───── SOURCE TEXT ─────

Let's paint this beautiful picture for you:
A muscular man, in his thirties, has allegedly been terrorizing neighborhoods in Kenmore. He's a vicious burglar, ruthless in every sense. Edwin Dowdy, 83, and his wife Jutta, 76, were his next targets, and have lived in Kenmore since 1966.
They both have black belts in the Japanese art of Aikido, and when they realized there was an intruder, Mr. Dowdy grabbed a knife he kept for security and went to confront the burglar and warn him he was armed.
BALLS. OF. STEEL.
The intruder, like a giant idiot and fool, decided to ignore the warnings and tried to push past Dowdy, running on to the blade. He began to bleed heavily because a knife just stabbed his stomach, snatched two handbags, and jumped from the balcony.

─────

→ BRIEF 1
Answer these from the Kenmore burglary account:
(a) Since what year have Edwin and Jutta Dowdy lived in Kenmore?
(b) In what Japanese martial art do both of them hold black belts?
(c) How did the intruder leave after snatching the handbags?
→ BRIEF 2
Could you reproduce the stretch of the Kenmore burglary account that starts at the words "They both have" and ends after "BALLS. OF. STEEL."?
You won't need the rows for anything here.

───── EXTRACTED MATERIAL ─────

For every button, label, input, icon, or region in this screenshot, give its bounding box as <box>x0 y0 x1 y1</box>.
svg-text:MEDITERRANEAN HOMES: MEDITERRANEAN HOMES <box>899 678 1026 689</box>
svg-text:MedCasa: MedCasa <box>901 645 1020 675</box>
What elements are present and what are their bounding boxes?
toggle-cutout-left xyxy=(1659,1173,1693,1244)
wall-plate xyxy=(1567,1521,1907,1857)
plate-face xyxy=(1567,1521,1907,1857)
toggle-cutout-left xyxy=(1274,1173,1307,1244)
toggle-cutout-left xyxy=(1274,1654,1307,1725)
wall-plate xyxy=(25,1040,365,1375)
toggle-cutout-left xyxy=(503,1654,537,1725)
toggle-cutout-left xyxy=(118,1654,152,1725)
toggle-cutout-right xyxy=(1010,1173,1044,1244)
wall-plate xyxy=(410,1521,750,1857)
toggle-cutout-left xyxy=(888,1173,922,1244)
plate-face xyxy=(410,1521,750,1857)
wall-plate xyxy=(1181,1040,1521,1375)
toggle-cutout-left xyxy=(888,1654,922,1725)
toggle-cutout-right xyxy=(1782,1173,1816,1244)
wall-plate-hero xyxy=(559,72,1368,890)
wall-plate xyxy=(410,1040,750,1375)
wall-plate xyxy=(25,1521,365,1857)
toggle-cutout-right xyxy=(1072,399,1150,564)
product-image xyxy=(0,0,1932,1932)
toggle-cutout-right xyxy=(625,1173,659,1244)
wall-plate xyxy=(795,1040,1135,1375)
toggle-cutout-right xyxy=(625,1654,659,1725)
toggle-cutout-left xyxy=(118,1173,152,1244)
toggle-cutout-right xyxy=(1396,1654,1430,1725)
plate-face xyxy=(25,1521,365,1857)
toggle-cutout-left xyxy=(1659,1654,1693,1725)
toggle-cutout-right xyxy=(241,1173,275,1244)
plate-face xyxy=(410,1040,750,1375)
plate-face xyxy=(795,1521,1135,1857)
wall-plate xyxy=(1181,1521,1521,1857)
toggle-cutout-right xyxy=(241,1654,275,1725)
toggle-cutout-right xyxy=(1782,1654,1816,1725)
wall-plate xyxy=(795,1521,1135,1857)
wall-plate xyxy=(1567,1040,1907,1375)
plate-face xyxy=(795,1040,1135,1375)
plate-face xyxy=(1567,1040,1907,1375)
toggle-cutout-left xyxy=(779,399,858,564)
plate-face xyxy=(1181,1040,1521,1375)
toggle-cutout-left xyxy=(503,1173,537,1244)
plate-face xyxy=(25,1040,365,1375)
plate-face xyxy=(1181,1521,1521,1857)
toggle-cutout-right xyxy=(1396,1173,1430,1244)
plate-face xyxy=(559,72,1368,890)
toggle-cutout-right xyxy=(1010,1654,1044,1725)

─────

→ EXERCISE OUTPUT 1
(a) 1966
(b) Aikido
(c) He jumped from the balcony.

→ EXERCISE OUTPUT 2
They both have black belts in the Japanese art of Aikido, and when they realized there was an intruder, Mr. Dowdy grabbed a knife he kept for security and went to confront the burglar and warn him he was armed.
BALLS. OF. STEEL.